*Written exercise*:
Find every line of the listing below where "this" appears, and copy it.

*Information provided*:

--- --- ---

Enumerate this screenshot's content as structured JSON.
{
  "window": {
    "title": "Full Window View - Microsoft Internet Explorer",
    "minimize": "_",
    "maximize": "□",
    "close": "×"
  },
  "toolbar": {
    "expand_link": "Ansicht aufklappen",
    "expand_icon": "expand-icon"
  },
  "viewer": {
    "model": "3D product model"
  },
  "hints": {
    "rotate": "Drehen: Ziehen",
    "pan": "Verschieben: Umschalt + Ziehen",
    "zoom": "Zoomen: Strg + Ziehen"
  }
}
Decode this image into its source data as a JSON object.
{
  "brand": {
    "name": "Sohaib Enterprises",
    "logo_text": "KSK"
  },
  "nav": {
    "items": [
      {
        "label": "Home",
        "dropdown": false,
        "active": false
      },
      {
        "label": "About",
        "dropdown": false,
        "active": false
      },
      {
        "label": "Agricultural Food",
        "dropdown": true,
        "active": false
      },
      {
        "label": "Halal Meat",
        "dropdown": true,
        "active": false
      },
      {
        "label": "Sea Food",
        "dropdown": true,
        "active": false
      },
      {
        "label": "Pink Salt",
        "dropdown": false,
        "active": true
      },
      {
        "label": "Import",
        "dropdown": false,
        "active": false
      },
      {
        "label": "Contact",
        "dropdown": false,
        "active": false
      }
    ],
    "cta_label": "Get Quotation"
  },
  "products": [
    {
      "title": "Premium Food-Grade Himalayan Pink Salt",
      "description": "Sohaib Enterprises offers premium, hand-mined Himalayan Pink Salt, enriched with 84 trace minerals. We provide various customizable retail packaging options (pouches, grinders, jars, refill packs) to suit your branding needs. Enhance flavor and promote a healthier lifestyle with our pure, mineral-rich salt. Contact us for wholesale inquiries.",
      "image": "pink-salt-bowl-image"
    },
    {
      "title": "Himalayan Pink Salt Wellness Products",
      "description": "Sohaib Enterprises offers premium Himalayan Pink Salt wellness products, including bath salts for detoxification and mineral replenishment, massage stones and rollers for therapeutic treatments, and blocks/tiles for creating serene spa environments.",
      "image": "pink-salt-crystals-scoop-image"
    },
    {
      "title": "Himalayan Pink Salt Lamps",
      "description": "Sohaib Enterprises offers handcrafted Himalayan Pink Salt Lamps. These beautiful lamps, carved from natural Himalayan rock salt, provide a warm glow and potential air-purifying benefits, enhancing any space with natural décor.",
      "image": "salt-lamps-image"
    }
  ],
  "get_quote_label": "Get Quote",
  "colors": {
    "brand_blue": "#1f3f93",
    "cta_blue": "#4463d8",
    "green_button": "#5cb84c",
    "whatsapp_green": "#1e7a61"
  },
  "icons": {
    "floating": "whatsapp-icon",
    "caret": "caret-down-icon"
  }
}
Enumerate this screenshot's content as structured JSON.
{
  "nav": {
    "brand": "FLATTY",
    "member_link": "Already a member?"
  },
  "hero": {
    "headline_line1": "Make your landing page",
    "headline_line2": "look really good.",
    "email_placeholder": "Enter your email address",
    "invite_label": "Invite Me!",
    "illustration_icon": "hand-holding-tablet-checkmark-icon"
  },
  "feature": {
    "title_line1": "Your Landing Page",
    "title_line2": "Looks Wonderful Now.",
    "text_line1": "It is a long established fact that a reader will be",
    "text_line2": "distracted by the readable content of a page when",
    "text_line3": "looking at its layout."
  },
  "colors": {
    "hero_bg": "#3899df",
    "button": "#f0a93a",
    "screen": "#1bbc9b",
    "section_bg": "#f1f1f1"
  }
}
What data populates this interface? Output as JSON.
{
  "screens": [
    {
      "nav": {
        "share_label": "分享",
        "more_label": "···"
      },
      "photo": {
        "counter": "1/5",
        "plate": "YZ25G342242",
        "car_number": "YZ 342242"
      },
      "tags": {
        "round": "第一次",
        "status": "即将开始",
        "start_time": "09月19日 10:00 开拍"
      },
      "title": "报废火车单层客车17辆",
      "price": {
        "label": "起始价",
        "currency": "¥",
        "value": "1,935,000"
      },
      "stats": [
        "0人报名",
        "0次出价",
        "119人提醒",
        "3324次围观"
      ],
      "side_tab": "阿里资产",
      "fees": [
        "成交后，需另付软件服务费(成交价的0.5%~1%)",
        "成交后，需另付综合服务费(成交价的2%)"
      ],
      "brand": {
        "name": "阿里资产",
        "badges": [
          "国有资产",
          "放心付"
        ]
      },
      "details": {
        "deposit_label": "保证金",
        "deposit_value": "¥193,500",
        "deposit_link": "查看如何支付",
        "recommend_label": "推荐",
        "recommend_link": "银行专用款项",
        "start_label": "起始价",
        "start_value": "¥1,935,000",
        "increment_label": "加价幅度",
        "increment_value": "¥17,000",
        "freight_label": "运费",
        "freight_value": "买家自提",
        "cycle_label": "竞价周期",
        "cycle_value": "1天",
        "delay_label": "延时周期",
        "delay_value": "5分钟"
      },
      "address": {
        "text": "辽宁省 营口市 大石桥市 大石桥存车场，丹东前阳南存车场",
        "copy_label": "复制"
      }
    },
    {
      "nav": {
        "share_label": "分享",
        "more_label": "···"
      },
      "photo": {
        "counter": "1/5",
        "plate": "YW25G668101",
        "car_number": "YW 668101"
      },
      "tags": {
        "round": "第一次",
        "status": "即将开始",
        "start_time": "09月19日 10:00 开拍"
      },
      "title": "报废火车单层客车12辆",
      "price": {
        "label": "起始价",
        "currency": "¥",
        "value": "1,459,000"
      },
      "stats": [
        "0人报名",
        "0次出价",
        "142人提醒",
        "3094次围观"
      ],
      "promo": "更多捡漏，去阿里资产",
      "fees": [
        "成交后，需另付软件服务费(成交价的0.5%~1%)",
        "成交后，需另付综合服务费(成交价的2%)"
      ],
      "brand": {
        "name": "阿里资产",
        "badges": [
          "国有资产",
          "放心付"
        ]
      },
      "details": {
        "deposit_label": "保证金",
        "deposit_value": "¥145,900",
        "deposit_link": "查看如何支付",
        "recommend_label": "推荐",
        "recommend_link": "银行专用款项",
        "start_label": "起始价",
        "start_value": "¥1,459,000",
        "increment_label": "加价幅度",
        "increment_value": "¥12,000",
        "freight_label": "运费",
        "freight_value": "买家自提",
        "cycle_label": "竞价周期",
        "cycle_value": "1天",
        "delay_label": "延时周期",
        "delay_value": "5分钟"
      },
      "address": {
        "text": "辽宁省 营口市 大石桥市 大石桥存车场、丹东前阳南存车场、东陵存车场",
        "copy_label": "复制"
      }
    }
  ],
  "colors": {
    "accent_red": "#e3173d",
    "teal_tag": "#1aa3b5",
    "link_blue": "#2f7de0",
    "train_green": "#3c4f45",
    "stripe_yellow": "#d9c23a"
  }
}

--- --- ---

*Solved problem*:
Enumerate this screenshot's content as structured JSON.
Decode this image into its source data as a JSON object.
Enumerate this screenshot's content as structured JSON.
What data populates this interface? Output as JSON.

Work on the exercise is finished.